WHAT YOU HAVE TO DO:
From the records below, pull each line that has "zbylých".
▼
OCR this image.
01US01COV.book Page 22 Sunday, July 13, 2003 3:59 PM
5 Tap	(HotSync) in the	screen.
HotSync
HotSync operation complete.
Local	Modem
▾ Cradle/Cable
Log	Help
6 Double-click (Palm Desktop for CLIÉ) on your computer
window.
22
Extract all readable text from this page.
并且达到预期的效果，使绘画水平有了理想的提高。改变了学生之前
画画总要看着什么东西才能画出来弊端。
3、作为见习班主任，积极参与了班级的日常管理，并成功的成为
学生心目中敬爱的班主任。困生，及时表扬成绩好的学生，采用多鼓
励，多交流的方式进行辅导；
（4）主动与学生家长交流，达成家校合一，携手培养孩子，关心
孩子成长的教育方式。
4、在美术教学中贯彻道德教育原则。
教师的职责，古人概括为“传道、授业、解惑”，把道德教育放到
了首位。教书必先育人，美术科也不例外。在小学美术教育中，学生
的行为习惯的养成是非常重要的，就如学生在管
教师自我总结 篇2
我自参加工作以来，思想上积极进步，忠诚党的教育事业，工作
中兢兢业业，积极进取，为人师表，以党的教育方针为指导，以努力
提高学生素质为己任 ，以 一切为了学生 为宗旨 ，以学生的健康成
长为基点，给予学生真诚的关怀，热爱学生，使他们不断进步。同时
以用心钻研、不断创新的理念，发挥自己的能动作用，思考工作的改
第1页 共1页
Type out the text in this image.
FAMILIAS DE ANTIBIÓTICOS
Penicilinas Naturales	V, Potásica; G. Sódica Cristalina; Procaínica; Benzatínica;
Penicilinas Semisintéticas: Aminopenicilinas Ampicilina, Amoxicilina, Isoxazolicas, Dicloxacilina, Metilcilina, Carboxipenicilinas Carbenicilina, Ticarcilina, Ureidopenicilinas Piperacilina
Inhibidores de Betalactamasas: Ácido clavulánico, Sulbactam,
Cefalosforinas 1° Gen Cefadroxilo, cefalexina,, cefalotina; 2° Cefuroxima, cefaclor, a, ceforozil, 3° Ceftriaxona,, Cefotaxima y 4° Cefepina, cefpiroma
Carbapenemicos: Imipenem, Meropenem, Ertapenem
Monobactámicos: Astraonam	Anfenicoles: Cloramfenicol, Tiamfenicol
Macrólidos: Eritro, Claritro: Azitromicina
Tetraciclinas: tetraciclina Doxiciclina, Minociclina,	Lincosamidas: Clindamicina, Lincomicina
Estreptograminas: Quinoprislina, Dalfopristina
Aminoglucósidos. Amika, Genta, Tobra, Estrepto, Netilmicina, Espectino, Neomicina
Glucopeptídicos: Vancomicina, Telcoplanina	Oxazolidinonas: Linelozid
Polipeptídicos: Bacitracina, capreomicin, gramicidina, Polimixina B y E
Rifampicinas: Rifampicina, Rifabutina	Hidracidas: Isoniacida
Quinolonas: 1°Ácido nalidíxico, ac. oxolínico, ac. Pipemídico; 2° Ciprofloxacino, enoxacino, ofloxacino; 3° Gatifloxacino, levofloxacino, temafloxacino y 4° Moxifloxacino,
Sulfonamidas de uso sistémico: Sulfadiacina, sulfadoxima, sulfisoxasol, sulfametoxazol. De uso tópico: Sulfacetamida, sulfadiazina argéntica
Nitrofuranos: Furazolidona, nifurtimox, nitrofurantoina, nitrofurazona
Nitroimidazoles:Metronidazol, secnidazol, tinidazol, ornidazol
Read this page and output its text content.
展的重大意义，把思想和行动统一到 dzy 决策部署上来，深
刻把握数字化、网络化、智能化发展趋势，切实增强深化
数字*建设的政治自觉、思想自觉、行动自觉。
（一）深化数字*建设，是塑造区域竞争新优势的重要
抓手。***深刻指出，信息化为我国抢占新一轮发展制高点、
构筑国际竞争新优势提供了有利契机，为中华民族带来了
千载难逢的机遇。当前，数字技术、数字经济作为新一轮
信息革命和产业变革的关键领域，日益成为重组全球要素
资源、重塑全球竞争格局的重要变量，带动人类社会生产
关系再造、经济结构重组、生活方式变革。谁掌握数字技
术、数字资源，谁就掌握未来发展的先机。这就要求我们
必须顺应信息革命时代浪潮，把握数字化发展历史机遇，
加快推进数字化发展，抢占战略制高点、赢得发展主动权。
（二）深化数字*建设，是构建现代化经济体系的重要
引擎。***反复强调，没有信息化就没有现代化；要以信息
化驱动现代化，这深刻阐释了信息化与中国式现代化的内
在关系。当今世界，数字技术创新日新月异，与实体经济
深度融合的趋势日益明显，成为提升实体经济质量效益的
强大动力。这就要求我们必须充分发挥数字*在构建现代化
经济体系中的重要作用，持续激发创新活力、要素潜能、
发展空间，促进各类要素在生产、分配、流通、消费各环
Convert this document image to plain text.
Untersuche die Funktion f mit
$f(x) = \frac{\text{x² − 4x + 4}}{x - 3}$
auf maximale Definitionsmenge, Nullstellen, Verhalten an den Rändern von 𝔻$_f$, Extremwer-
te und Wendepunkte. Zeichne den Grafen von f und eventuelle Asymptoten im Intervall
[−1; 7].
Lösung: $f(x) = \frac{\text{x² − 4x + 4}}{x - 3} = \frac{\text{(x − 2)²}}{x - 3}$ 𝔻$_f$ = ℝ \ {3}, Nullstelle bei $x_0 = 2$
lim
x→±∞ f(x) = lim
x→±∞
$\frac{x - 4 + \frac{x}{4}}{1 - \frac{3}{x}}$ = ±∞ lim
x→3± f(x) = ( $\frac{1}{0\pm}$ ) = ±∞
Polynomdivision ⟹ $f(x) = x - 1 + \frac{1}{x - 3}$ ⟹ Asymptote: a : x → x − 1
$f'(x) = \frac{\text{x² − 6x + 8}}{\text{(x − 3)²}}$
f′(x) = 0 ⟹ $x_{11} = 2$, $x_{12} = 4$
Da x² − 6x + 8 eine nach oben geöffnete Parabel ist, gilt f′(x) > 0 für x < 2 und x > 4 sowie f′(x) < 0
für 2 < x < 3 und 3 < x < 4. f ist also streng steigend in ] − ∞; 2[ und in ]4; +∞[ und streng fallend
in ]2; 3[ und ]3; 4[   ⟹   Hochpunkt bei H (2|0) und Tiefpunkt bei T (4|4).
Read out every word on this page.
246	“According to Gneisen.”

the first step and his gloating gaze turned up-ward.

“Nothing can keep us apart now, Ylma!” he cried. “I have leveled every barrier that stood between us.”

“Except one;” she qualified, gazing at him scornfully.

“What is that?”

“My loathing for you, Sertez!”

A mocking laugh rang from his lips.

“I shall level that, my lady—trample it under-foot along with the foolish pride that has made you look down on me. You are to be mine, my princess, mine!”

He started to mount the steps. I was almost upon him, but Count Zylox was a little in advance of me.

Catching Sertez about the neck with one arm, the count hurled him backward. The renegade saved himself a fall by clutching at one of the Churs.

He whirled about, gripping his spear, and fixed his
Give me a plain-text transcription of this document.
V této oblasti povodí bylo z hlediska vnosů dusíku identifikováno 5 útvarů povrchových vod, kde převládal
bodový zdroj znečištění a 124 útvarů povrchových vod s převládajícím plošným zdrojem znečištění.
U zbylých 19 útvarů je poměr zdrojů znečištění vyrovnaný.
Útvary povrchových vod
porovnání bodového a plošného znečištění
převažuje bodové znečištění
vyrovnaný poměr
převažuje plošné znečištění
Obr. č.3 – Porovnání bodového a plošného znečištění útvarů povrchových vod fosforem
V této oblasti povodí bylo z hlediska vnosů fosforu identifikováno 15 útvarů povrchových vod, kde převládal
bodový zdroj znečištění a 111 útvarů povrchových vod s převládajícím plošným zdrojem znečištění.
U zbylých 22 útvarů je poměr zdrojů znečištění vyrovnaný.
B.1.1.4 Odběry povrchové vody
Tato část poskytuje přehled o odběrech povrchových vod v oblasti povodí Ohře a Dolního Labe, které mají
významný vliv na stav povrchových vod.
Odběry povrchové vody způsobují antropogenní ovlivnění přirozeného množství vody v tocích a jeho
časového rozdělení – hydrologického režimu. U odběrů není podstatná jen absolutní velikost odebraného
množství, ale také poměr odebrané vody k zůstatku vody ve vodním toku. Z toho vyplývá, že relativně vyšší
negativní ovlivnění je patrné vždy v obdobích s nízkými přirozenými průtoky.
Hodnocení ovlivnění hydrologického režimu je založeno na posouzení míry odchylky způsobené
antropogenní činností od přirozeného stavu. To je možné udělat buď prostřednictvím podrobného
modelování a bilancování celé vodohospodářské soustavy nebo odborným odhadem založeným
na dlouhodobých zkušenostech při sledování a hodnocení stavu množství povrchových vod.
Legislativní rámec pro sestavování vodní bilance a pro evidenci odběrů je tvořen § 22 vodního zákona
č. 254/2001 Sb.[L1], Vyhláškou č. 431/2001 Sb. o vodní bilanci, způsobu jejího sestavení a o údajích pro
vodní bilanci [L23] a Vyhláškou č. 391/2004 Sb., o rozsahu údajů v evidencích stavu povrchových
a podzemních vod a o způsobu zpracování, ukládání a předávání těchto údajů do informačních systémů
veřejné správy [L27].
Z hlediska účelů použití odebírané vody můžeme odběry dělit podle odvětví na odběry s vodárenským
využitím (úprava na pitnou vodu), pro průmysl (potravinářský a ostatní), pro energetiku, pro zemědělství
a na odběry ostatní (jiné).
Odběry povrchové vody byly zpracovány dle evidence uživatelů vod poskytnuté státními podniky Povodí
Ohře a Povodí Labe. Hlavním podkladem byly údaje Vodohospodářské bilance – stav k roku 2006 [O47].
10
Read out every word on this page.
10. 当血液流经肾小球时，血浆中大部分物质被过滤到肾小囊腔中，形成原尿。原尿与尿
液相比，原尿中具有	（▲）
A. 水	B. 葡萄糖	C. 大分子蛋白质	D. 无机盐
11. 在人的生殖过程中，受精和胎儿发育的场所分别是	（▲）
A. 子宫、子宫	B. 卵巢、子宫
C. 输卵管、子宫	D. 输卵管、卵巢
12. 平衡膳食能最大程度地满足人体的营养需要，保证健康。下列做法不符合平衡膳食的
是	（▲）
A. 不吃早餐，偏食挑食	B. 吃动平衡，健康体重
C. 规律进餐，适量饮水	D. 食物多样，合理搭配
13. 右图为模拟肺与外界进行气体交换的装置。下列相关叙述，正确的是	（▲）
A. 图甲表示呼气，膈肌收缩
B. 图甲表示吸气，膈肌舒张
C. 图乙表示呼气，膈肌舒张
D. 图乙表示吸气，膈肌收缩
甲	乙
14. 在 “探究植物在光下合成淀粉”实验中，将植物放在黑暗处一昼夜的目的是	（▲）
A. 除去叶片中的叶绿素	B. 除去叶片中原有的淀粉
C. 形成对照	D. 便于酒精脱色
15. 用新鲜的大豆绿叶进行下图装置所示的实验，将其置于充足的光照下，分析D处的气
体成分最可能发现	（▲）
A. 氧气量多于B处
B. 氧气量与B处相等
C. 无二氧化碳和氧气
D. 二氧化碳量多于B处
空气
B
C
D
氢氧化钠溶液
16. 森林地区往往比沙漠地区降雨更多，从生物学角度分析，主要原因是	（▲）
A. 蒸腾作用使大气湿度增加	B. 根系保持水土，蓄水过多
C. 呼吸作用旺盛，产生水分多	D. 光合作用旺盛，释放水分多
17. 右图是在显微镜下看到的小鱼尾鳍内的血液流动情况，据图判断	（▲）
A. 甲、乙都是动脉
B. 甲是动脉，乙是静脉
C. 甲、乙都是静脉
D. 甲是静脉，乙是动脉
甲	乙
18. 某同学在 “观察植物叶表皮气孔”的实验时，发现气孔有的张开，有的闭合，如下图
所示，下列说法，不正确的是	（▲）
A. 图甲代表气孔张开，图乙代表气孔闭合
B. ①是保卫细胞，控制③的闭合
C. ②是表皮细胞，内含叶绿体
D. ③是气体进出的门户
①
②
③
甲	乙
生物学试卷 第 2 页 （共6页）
▲
CORRECT RESPONSE:
U zbylých 19 útvarů je poměr zdrojů znečištění vyrovnaný.
U zbylých 22 útvarů je poměr zdrojů znečištění vyrovnaný.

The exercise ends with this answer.